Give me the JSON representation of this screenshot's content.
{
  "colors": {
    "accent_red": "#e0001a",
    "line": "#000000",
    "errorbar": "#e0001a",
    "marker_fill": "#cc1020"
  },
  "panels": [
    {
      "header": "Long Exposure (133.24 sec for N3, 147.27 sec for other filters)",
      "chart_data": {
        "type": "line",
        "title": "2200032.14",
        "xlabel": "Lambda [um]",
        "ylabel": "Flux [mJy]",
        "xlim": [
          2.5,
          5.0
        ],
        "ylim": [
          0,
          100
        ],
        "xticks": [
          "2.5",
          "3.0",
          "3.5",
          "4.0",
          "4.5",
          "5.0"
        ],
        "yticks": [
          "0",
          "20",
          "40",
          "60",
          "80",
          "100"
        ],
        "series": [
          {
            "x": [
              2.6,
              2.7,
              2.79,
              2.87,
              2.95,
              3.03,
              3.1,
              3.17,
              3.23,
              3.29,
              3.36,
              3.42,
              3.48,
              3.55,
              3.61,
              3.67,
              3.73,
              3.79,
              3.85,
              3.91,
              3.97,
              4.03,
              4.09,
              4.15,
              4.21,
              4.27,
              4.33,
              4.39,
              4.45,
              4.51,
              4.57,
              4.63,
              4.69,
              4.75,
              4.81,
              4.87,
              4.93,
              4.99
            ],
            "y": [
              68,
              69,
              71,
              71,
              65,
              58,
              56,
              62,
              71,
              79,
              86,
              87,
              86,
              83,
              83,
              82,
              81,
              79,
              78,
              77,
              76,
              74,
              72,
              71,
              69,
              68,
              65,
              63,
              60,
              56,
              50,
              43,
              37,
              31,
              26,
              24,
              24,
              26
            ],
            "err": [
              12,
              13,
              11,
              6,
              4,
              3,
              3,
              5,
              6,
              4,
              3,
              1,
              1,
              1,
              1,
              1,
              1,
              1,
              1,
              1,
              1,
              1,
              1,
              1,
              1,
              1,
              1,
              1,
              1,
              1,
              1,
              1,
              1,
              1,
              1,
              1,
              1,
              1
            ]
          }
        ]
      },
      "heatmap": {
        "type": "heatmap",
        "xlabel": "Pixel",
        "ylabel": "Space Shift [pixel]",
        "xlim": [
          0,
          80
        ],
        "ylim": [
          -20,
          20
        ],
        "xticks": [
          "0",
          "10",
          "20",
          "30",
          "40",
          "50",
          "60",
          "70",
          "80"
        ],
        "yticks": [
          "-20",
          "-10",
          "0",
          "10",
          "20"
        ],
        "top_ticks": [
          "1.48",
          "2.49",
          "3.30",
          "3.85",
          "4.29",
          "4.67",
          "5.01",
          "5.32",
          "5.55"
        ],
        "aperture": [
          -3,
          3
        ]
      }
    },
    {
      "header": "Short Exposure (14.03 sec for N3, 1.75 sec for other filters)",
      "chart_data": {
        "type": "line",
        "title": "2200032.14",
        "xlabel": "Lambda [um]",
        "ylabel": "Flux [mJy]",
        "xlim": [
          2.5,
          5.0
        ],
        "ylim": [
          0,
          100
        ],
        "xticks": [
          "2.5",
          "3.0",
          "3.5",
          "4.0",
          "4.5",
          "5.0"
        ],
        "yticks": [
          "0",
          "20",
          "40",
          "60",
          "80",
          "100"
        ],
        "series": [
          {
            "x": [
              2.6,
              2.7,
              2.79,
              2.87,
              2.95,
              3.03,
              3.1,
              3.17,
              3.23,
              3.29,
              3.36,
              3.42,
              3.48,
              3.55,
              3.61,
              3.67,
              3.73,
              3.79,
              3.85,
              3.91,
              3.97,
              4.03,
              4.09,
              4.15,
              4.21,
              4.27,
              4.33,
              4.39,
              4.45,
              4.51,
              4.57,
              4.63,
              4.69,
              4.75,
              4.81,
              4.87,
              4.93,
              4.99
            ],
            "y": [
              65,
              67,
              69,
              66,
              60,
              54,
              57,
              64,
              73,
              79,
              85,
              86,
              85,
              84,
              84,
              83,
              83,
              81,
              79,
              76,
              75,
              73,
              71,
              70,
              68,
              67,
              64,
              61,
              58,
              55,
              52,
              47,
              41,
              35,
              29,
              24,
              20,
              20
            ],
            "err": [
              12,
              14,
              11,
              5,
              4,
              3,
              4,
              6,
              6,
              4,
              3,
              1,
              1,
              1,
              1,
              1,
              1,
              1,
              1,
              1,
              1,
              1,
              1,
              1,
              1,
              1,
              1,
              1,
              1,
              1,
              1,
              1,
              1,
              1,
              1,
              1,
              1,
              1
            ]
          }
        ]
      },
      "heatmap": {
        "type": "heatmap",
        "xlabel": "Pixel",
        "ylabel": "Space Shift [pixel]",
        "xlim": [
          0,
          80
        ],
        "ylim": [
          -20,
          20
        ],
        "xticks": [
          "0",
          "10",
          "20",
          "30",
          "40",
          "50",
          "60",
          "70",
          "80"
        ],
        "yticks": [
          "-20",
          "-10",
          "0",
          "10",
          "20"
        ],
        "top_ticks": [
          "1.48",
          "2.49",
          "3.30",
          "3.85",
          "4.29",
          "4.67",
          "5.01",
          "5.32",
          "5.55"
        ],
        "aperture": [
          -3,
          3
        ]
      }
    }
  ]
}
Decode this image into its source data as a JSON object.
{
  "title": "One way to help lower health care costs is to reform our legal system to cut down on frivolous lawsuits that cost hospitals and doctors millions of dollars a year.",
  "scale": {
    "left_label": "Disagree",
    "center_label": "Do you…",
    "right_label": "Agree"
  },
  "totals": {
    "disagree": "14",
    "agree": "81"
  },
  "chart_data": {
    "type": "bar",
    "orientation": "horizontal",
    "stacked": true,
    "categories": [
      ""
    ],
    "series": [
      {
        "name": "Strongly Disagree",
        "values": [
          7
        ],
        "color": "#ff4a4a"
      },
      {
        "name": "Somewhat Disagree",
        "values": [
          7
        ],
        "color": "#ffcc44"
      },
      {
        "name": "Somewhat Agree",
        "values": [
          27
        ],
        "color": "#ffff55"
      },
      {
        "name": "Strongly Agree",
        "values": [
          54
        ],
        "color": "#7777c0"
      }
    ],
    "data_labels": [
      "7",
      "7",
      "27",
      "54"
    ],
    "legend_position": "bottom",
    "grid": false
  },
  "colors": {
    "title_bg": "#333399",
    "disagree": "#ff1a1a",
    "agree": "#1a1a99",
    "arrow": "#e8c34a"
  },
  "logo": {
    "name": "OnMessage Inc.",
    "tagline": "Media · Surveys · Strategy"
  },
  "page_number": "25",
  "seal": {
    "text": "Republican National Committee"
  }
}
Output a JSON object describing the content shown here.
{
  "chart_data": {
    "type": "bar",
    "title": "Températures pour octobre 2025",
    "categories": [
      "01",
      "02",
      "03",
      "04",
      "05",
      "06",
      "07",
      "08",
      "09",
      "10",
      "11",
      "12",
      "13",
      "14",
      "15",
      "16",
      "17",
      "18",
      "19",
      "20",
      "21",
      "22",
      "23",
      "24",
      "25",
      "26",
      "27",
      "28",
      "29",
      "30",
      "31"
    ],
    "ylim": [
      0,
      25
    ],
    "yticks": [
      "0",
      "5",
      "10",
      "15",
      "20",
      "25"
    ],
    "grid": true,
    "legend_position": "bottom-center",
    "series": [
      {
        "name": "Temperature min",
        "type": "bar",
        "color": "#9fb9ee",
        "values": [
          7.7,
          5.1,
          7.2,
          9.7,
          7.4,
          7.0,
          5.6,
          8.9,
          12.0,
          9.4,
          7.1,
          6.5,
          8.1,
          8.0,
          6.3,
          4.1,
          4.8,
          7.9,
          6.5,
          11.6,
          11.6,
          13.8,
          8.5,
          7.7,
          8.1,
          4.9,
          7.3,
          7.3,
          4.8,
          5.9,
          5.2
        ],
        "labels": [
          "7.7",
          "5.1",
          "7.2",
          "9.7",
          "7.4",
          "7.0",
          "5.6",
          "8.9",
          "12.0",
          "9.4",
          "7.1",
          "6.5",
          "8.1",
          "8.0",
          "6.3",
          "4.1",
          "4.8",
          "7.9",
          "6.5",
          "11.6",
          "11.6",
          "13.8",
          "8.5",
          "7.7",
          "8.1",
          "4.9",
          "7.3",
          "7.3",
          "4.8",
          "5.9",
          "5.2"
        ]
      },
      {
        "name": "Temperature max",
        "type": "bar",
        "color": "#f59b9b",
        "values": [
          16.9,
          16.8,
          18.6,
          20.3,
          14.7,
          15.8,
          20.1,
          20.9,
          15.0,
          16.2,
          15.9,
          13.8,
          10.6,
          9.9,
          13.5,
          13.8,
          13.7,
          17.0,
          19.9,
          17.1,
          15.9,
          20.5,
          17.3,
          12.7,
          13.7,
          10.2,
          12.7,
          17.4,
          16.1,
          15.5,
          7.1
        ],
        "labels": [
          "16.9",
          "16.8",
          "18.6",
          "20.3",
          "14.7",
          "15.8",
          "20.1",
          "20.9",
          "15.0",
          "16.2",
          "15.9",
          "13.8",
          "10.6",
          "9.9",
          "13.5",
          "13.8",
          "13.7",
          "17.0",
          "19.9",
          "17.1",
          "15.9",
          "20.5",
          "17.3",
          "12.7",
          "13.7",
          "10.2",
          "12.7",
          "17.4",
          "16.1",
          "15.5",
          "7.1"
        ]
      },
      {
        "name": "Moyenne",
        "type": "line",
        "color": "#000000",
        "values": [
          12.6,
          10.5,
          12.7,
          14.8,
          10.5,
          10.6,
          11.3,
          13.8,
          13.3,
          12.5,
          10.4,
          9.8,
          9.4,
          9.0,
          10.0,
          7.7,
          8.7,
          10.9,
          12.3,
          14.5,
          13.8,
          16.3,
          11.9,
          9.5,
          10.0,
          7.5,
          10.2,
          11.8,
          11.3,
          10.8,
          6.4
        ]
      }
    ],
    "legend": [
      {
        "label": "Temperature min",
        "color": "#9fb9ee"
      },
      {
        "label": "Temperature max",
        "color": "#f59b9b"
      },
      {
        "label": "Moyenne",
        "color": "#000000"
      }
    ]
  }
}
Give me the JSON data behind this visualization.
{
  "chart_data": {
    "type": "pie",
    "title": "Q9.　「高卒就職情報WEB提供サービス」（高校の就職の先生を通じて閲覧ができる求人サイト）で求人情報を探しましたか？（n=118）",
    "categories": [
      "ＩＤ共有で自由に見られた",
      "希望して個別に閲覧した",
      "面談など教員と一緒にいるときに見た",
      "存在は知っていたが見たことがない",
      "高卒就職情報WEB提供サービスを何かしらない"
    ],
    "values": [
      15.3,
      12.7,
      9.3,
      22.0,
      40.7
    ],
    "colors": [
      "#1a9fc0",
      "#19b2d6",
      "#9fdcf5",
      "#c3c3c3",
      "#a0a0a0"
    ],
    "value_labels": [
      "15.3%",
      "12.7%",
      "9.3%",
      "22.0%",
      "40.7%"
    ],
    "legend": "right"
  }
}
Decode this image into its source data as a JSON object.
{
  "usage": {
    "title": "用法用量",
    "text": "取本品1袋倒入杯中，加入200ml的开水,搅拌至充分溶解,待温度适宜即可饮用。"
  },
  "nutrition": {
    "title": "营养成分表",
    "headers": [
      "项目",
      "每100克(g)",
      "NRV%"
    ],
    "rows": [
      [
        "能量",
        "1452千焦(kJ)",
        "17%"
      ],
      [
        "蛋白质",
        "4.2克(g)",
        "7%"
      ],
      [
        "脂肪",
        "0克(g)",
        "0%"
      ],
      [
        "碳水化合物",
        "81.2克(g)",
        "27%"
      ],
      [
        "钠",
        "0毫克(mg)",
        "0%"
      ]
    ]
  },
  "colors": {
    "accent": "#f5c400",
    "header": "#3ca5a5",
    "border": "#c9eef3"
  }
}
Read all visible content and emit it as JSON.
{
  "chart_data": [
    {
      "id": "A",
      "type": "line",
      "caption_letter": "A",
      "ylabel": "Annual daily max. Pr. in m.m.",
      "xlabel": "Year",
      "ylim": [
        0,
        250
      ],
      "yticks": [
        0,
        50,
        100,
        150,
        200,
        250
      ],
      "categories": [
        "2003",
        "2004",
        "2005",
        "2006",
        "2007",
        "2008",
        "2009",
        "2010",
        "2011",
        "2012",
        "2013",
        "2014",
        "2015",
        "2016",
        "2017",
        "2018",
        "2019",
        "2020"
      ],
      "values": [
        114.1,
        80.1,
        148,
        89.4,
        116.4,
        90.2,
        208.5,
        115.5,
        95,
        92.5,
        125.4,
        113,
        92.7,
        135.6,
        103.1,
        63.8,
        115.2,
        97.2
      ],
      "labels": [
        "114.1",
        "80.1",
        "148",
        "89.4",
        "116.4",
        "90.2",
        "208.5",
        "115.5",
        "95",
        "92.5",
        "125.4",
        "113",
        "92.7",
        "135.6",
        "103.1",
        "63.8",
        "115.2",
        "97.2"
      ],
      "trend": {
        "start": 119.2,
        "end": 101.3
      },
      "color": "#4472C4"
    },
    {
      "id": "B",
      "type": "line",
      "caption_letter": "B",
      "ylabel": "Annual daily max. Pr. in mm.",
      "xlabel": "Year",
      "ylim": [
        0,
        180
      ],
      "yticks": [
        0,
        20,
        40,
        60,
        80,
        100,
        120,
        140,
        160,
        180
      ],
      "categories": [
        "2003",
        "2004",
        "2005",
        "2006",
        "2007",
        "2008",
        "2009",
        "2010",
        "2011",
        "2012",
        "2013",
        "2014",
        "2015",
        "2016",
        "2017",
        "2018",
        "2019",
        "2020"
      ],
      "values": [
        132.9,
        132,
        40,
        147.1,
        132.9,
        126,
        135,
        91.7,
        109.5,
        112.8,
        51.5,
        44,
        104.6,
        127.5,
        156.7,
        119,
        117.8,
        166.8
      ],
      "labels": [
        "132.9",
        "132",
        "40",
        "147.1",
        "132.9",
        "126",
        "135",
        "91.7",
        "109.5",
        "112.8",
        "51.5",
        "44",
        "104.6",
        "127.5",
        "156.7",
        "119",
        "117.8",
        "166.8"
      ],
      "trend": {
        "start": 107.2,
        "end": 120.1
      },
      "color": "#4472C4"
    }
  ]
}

• TASK DIRECTIONS
Check each line of the entries above, and show every one holding the word "content".

• EXERCISE RESULT
Give me the JSON representation of this screenshot's content.
Output a JSON object describing the content shown here.
Read all visible content and emit it as JSON.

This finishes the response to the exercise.